▶ _GOAL_
Locate every line in the material below that has the word "name". Copy each of those lines.
--- Begin ---
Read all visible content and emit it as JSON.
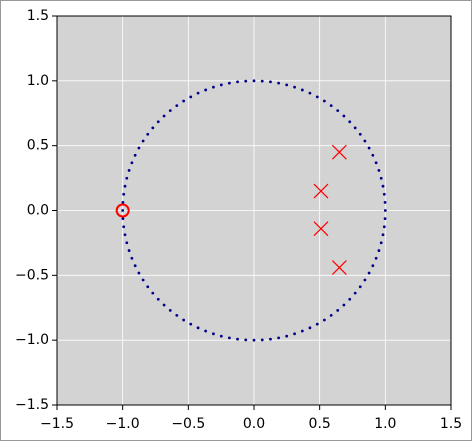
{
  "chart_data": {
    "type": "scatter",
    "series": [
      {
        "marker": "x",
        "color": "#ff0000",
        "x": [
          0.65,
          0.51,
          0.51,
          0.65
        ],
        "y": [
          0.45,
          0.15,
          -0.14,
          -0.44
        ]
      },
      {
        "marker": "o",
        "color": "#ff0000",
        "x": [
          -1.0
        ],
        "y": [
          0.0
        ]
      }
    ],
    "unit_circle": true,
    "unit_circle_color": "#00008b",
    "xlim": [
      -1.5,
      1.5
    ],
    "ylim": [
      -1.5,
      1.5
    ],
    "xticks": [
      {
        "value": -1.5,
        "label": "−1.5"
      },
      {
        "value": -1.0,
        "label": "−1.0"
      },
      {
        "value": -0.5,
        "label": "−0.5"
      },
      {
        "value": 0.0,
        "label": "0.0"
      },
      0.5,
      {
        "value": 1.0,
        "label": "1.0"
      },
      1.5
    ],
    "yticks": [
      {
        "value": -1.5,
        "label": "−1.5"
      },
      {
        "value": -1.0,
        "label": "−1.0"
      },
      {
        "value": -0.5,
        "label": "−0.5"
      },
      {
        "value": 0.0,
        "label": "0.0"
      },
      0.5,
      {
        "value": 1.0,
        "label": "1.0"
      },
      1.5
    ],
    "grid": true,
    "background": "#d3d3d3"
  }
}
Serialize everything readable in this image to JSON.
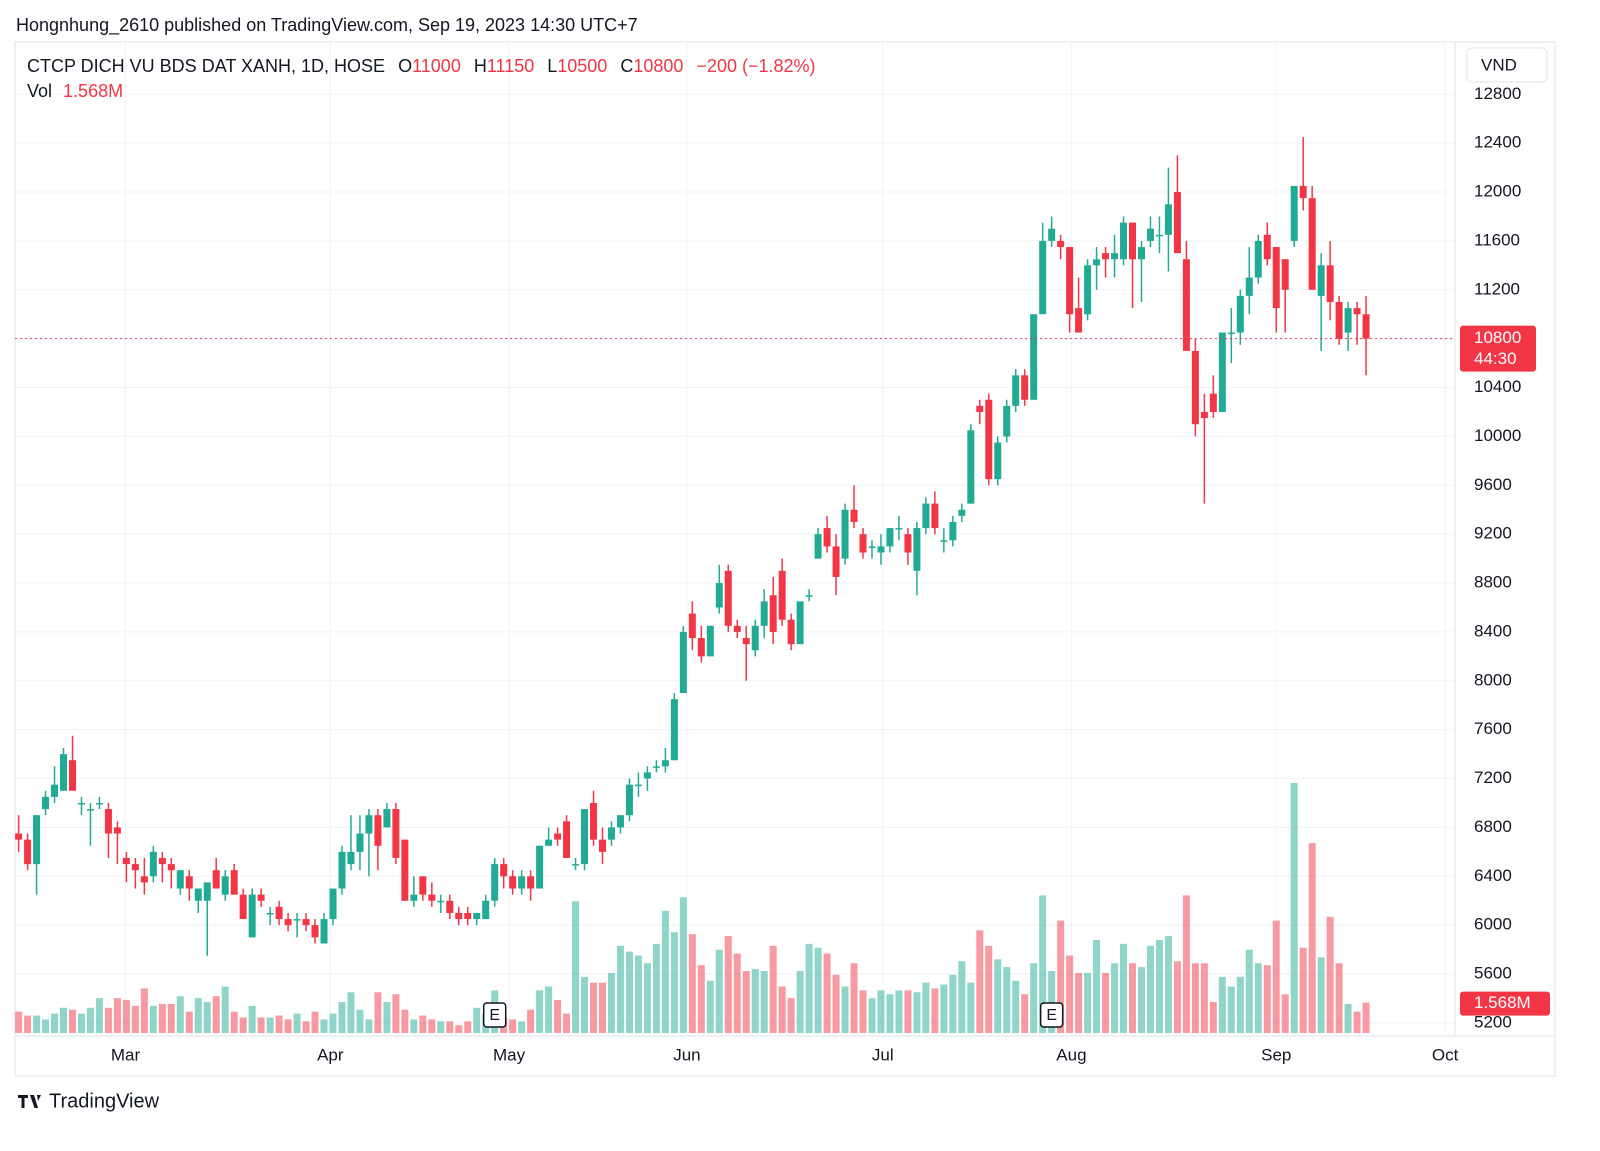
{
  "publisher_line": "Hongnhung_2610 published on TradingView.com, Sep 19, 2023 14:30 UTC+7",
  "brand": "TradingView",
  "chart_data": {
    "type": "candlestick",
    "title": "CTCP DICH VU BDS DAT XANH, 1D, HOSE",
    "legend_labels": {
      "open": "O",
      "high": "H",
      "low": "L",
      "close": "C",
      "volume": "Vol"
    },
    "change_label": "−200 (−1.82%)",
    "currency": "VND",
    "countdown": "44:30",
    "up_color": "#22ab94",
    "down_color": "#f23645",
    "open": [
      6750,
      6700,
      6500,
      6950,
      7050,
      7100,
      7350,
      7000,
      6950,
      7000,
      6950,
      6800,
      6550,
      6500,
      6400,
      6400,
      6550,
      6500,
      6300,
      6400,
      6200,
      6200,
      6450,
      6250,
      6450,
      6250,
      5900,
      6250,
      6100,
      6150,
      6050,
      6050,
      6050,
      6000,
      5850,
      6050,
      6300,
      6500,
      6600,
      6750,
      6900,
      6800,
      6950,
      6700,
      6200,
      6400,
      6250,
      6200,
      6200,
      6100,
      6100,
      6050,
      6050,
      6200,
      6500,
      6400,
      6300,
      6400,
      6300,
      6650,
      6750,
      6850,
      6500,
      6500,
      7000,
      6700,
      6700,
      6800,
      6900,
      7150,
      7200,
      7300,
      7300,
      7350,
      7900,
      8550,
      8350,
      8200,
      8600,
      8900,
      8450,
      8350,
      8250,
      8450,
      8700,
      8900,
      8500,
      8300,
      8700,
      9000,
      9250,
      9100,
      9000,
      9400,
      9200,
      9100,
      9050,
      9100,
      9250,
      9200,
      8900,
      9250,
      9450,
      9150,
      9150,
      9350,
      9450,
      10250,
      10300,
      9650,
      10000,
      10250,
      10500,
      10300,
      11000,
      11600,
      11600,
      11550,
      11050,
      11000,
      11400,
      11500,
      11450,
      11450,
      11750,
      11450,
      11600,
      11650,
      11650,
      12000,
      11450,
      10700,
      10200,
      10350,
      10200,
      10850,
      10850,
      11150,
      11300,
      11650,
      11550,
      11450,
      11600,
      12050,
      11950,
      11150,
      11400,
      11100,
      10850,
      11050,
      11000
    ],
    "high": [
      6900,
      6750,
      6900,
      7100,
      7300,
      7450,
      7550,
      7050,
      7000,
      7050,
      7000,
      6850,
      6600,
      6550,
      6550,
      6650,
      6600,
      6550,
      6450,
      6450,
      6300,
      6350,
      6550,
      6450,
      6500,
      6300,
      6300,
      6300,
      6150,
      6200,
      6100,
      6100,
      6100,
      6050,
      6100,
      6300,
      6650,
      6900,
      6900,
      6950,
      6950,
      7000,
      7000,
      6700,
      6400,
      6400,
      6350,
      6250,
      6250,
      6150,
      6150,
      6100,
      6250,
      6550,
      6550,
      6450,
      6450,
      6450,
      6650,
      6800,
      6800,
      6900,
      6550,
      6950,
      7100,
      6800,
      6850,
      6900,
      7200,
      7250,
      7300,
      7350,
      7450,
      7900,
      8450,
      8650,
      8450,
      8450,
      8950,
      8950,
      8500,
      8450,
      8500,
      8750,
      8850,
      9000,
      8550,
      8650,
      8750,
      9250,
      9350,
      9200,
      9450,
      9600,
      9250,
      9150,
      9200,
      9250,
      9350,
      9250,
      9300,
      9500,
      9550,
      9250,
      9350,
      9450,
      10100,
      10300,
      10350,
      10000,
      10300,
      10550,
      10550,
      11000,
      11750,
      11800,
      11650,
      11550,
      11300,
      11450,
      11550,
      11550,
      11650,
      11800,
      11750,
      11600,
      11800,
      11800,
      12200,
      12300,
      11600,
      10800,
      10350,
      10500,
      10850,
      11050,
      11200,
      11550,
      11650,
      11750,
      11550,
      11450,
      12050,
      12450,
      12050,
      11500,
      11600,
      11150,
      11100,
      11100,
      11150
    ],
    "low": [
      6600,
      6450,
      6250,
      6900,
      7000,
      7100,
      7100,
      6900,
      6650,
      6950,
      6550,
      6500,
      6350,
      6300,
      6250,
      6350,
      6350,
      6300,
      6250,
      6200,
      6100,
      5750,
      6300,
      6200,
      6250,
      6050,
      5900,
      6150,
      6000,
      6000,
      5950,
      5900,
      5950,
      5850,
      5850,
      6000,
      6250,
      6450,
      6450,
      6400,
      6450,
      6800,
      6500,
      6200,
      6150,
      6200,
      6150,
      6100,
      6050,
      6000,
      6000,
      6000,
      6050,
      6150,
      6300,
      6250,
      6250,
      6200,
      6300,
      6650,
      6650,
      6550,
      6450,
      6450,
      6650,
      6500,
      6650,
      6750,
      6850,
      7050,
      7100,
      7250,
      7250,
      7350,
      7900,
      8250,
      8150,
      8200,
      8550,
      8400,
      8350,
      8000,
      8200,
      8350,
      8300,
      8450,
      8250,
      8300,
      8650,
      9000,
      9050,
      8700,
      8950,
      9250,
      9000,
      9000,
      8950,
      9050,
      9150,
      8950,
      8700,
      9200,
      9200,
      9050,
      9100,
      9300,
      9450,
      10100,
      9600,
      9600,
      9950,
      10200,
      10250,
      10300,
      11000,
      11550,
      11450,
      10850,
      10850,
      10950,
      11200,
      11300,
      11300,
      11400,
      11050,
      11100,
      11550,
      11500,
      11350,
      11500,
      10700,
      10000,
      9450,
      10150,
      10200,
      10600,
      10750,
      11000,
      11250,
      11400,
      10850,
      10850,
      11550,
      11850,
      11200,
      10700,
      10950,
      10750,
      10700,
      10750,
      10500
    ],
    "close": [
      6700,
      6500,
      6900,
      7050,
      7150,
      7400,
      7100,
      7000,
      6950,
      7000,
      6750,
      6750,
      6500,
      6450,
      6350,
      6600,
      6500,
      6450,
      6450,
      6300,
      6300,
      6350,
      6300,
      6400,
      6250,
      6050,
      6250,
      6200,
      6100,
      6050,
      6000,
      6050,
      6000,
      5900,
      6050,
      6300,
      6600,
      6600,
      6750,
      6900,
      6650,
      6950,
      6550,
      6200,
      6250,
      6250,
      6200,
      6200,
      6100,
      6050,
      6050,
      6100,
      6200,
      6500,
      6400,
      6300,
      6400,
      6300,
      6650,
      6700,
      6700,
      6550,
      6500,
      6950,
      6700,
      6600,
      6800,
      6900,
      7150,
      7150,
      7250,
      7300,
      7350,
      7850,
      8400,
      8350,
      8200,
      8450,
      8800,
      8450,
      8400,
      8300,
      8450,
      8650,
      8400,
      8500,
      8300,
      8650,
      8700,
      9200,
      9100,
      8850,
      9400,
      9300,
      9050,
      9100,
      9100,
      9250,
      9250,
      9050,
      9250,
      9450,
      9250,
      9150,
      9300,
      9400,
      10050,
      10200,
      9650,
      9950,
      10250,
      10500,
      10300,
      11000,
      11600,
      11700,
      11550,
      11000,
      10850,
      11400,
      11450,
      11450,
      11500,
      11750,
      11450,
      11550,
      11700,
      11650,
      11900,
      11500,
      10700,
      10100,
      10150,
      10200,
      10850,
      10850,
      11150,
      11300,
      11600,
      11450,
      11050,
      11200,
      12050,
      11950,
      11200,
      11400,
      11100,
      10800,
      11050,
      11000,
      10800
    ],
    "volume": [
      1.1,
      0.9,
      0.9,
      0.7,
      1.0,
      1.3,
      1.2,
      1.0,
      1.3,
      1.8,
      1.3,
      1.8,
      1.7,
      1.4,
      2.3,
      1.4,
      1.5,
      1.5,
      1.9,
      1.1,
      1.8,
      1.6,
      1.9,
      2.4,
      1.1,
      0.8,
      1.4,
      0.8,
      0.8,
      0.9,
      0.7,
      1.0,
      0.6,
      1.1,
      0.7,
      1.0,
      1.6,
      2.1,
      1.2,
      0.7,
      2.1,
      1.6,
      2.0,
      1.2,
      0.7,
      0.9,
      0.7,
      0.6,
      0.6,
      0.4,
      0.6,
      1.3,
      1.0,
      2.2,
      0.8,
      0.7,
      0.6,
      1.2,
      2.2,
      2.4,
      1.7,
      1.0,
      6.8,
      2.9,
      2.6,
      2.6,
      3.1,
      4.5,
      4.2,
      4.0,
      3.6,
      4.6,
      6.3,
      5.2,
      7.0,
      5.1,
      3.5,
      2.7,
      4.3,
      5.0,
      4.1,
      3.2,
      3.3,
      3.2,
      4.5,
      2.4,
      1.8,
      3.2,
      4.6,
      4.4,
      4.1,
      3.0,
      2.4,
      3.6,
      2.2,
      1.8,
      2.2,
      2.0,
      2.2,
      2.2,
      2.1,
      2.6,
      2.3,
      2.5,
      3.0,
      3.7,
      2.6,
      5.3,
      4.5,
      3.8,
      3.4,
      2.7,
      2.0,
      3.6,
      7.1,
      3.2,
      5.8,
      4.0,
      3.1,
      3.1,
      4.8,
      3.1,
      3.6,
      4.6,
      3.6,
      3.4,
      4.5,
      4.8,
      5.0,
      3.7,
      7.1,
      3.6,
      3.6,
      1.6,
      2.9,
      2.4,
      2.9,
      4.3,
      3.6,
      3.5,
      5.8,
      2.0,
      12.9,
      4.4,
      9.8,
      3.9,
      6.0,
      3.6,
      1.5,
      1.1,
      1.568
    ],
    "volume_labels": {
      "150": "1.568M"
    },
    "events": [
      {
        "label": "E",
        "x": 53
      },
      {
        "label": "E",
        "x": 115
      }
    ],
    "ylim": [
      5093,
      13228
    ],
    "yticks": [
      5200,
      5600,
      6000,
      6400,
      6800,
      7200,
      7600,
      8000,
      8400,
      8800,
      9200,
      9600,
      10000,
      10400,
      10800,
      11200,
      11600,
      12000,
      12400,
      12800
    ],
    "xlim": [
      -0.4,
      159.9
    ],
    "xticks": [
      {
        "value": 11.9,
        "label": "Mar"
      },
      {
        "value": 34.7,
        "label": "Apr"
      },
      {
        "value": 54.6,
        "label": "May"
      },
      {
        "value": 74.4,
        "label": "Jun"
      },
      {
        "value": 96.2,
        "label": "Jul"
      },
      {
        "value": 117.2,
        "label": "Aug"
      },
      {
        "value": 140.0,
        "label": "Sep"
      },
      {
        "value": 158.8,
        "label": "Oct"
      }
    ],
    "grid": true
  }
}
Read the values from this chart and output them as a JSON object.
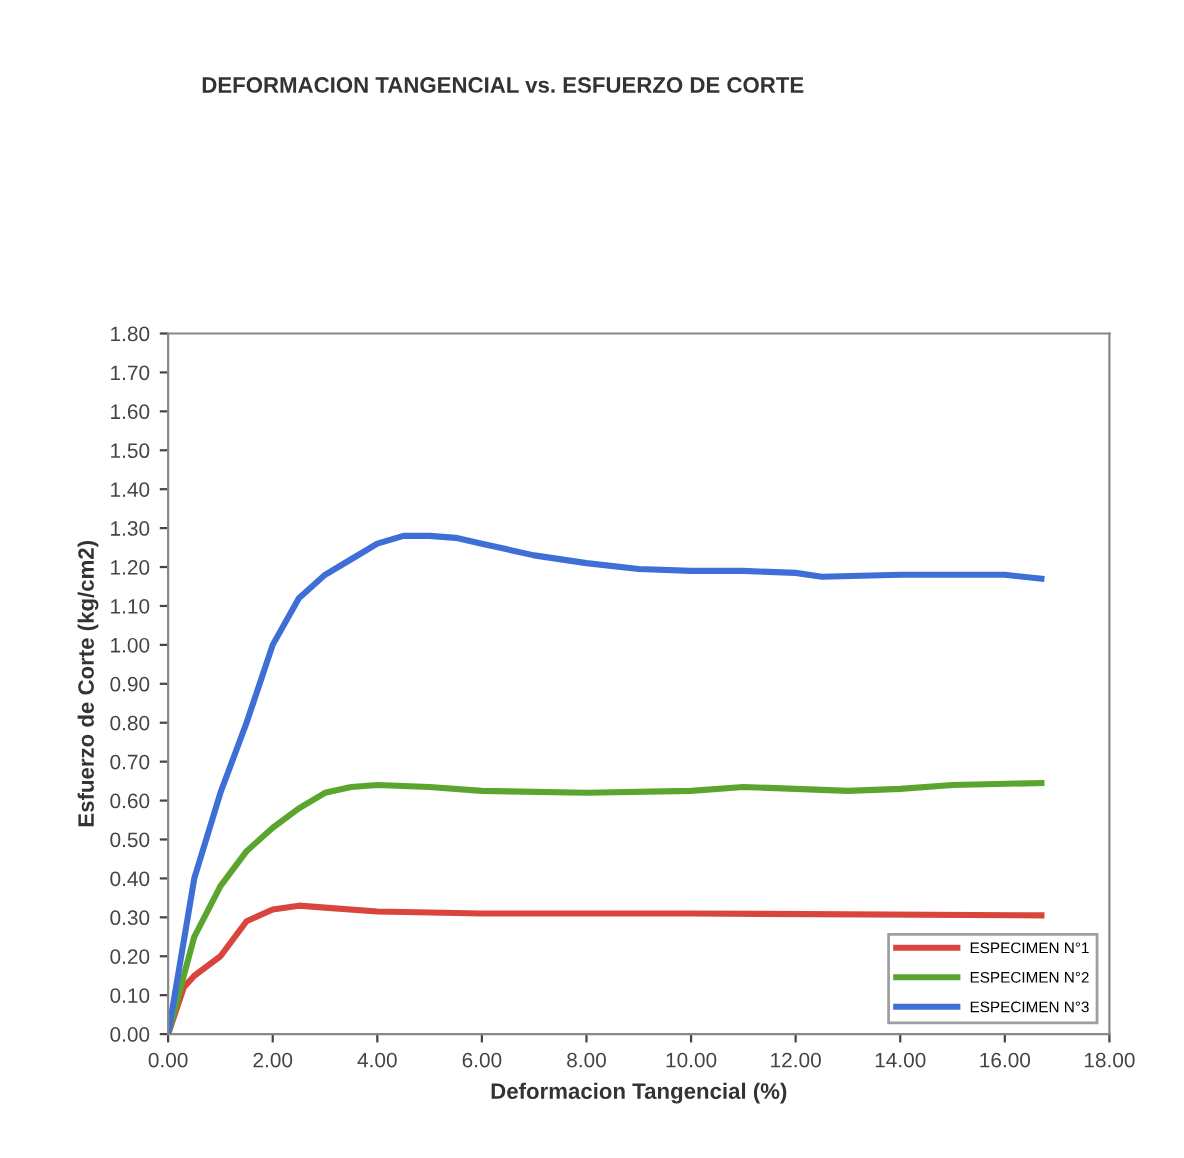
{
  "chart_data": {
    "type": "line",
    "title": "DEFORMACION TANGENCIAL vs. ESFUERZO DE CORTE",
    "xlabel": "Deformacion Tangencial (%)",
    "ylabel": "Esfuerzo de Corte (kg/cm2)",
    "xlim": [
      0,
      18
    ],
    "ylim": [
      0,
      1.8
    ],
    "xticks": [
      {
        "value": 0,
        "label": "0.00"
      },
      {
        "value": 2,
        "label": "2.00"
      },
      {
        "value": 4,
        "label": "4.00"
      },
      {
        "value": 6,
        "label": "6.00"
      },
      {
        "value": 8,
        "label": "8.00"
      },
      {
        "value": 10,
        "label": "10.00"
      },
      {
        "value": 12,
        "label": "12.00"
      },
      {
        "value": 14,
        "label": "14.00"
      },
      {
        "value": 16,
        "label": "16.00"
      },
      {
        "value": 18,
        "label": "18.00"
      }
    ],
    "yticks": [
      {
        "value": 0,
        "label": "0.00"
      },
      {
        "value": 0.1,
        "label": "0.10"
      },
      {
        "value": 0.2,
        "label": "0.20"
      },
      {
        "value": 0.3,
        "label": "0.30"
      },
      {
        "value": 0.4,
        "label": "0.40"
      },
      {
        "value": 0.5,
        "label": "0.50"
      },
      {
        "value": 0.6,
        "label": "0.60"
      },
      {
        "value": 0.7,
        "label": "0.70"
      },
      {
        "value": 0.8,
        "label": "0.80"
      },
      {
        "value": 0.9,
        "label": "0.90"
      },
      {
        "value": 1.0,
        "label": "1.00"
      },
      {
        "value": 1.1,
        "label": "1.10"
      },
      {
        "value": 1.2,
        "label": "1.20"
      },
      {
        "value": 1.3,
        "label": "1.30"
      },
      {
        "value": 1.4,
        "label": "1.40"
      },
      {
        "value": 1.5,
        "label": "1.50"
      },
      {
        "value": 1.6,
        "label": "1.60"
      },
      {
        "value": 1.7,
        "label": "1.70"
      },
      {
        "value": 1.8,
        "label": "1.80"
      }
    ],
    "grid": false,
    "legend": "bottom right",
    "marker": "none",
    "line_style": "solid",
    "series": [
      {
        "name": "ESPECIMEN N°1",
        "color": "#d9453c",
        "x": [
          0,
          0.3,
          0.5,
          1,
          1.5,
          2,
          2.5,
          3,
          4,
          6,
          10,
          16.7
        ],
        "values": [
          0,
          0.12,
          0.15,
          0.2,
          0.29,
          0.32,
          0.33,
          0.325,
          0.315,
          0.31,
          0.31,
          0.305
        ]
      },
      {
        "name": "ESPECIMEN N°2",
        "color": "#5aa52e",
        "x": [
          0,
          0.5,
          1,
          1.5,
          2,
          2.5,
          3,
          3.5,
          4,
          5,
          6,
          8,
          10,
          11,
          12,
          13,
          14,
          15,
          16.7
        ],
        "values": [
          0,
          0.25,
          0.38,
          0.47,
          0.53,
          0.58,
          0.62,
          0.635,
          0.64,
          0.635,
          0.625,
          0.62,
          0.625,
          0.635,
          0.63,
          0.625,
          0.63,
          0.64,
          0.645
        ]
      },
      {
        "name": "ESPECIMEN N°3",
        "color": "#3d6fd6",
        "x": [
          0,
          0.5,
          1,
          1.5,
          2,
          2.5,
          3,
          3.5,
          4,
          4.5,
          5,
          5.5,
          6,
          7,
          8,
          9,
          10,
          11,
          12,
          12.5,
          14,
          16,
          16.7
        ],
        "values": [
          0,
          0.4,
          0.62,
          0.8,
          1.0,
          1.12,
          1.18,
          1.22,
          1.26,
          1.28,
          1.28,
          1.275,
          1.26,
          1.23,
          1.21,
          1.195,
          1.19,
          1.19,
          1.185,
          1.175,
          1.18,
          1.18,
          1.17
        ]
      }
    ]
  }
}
--- End ---
▶ _FULL SOLUTION_
        "name": "ESPECIMEN N°1",
        "name": "ESPECIMEN N°2",
        "name": "ESPECIMEN N°3",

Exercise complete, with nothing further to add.